### EXERCISE DIRECTIONS:
Count, in the entries, the lines with "dropdown". Answer with the number only.

◇ ◇ ◇ ◇ ◇

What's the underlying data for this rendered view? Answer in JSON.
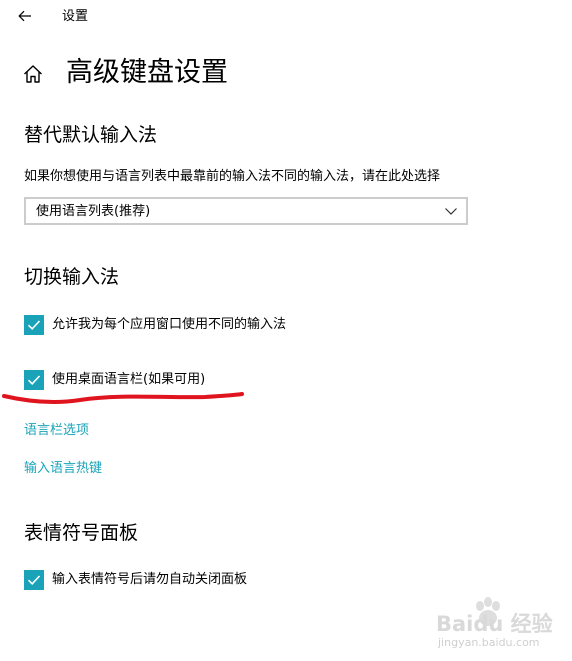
{
  "app": {
    "title": "设置"
  },
  "page": {
    "title": "高级键盘设置"
  },
  "sections": {
    "override_input": {
      "title": "替代默认输入法",
      "description": "如果你想使用与语言列表中最靠前的输入法不同的输入法，请在此处选择",
      "dropdown": {
        "selected": "使用语言列表(推荐)"
      }
    },
    "switch_input": {
      "title": "切换输入法",
      "per_app_checkbox": {
        "label": "允许我为每个应用窗口使用不同的输入法",
        "checked": true
      },
      "desktop_langbar_checkbox": {
        "label": "使用桌面语言栏(如果可用)",
        "checked": true
      },
      "links": {
        "language_bar_options": "语言栏选项",
        "input_language_hotkeys": "输入语言热键"
      }
    },
    "emoji_panel": {
      "title": "表情符号面板",
      "auto_close_checkbox": {
        "label": "输入表情符号后请勿自动关闭面板",
        "checked": true
      }
    }
  },
  "watermark": {
    "brand": "Baidu 经验",
    "url": "jingyan.baidu.com"
  },
  "colors": {
    "accent": "#1aa3b8",
    "annotation": "#e0141e",
    "border": "#cccccc"
  },
  "icons": {
    "back": "back-arrow-icon",
    "home": "home-icon",
    "dropdown": "chevron-down-icon",
    "check": "checkmark-icon"
  }
}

◇ ◇ ◇ ◇ ◇

### COMPLETE ANSWER:
2